------ Data supplied ------

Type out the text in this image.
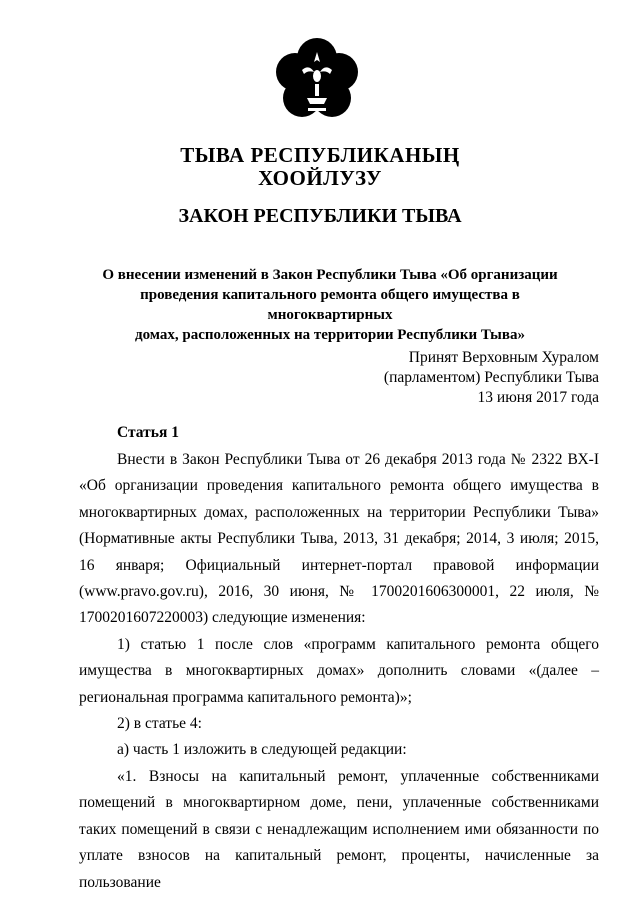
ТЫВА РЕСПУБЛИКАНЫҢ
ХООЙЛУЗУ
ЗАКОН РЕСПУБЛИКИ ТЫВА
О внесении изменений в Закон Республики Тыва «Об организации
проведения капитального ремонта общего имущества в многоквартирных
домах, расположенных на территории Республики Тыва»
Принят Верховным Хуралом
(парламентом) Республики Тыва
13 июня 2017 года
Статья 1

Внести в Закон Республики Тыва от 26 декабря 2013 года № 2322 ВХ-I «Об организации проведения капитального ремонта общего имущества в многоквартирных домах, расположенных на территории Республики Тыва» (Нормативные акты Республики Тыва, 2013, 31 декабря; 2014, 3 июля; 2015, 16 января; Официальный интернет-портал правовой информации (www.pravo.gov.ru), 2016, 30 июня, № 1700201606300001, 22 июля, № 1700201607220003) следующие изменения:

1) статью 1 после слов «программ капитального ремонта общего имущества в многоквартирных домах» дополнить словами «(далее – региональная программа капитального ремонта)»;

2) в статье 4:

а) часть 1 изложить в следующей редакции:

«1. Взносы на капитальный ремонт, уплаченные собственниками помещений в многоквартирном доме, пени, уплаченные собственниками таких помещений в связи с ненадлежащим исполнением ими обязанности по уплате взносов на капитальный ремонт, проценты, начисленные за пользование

------

Short problem
Check all the records above and select each line where the string "ремонта" is found.

Answer for the task
проведения капитального ремонта общего имущества в многоквартирных
Внести в Закон Республики Тыва от 26 декабря 2013 года № 2322 ВХ-I «Об организации проведения капитального ремонта общего имущества в многоквартирных домах, расположенных на территории Республики Тыва» (Нормативные акты Республики Тыва, 2013, 31 декабря; 2014, 3 июля; 2015, 16 января; Официальный интернет-портал правовой информации (www.pravo.gov.ru), 2016, 30 июня, № 1700201606300001, 22 июля, № 1700201607220003) следующие изменения:
1) статью 1 после слов «программ капитального ремонта общего имущества в многоквартирных домах» дополнить словами «(далее – региональная программа капитального ремонта)»;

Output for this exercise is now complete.